Assignment ->
All lines from the entries below that contain the string "Post" should be copied out.

Task data ->
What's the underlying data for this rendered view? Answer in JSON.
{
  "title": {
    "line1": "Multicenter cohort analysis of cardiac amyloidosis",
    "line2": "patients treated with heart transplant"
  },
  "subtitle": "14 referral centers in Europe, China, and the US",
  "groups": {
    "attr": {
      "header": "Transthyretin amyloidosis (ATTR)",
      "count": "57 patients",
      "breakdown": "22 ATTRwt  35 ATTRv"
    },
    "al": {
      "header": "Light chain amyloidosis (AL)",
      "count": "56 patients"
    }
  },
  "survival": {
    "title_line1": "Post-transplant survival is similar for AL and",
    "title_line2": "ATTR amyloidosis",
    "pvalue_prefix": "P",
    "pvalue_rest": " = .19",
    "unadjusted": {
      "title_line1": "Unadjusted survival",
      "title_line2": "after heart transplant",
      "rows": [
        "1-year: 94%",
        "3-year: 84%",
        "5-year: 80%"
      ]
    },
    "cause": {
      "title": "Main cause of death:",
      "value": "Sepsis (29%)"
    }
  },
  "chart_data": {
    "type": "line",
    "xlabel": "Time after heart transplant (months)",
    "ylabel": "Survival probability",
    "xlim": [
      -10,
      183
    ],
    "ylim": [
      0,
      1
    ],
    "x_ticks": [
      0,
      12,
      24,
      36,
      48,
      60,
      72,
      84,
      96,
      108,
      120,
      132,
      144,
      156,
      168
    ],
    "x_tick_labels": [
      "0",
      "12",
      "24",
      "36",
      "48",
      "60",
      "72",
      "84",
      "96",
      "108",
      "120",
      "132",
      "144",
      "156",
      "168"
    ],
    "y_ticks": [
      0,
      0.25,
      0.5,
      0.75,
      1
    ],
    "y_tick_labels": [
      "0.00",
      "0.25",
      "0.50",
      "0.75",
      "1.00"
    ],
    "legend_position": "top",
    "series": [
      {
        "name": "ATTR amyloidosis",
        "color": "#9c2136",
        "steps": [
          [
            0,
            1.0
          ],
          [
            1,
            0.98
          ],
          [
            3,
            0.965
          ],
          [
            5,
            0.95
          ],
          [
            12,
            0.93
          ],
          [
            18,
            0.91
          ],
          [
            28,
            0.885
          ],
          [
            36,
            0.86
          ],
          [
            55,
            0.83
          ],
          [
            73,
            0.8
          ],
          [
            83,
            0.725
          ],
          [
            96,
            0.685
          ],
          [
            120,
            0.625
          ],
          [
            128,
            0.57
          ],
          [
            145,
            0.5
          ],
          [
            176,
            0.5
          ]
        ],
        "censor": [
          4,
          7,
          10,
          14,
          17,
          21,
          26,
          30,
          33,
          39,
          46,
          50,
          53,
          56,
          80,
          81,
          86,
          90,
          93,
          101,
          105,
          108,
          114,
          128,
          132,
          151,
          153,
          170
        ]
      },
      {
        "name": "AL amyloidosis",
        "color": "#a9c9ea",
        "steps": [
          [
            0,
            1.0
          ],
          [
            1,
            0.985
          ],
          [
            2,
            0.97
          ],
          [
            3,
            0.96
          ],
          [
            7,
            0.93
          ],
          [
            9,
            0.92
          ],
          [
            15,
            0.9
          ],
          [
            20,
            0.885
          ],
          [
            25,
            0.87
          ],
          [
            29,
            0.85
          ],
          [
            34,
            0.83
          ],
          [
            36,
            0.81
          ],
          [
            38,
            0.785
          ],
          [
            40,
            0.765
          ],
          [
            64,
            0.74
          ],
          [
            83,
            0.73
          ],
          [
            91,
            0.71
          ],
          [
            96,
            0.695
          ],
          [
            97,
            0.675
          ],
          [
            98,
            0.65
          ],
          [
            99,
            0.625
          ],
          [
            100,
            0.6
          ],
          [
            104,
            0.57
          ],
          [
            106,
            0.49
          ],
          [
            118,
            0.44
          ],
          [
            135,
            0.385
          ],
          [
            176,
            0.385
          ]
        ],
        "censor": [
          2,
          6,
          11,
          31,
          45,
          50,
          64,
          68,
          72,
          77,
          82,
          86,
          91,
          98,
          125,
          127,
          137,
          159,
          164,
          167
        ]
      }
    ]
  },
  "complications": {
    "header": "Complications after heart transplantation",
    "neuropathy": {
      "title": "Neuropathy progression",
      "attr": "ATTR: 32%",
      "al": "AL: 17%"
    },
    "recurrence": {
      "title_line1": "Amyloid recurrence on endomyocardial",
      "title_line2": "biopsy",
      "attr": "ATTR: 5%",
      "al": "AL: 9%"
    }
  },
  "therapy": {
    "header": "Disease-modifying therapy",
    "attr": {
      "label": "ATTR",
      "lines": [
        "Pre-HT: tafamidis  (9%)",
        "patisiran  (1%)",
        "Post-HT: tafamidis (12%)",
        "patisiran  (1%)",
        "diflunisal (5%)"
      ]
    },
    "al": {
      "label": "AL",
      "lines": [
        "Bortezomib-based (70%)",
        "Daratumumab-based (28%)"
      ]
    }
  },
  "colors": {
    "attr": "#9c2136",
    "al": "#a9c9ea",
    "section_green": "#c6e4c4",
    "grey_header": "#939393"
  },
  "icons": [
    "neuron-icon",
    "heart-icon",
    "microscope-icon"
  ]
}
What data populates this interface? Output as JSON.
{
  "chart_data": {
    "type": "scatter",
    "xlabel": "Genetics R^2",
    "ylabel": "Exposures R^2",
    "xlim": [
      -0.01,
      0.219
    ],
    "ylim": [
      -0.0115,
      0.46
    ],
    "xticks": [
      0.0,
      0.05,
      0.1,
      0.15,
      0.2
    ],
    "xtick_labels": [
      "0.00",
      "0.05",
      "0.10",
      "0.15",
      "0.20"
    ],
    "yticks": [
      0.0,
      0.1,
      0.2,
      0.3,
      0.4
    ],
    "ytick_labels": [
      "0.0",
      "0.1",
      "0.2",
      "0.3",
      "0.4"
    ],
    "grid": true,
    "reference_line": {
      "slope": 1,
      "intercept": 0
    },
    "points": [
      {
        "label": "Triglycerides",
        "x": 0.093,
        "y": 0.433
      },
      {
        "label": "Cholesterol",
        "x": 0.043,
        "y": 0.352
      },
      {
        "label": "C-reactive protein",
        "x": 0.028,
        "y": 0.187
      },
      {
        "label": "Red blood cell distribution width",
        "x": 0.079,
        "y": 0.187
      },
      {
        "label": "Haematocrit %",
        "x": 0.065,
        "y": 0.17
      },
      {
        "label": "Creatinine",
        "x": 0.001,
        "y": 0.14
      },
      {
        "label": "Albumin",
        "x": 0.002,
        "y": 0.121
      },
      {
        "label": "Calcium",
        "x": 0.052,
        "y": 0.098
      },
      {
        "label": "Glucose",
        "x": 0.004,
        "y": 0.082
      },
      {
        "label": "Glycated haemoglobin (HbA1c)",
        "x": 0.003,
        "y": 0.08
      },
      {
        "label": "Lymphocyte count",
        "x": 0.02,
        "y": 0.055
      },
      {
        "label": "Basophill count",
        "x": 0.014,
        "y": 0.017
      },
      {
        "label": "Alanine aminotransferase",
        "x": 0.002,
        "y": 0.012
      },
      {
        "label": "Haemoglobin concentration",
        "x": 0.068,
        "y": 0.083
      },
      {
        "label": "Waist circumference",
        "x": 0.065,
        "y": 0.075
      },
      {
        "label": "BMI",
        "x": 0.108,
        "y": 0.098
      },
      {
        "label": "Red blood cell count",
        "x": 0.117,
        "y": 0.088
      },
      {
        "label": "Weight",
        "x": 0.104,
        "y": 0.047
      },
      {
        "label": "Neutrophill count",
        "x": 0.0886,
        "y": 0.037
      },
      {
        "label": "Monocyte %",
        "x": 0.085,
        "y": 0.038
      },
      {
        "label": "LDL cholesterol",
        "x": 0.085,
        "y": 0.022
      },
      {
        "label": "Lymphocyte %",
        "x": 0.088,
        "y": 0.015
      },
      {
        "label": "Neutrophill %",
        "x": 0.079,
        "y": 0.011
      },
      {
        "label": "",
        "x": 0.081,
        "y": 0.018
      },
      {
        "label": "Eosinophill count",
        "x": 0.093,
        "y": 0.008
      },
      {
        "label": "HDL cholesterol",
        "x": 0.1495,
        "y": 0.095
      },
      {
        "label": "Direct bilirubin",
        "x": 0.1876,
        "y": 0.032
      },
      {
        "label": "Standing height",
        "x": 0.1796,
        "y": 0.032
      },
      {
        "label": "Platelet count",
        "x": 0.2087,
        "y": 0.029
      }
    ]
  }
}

Answer to the exercise ->
    "title_line1": "Post-transplant survival is similar for AL and",
        "Post-HT: tafamidis (12%)",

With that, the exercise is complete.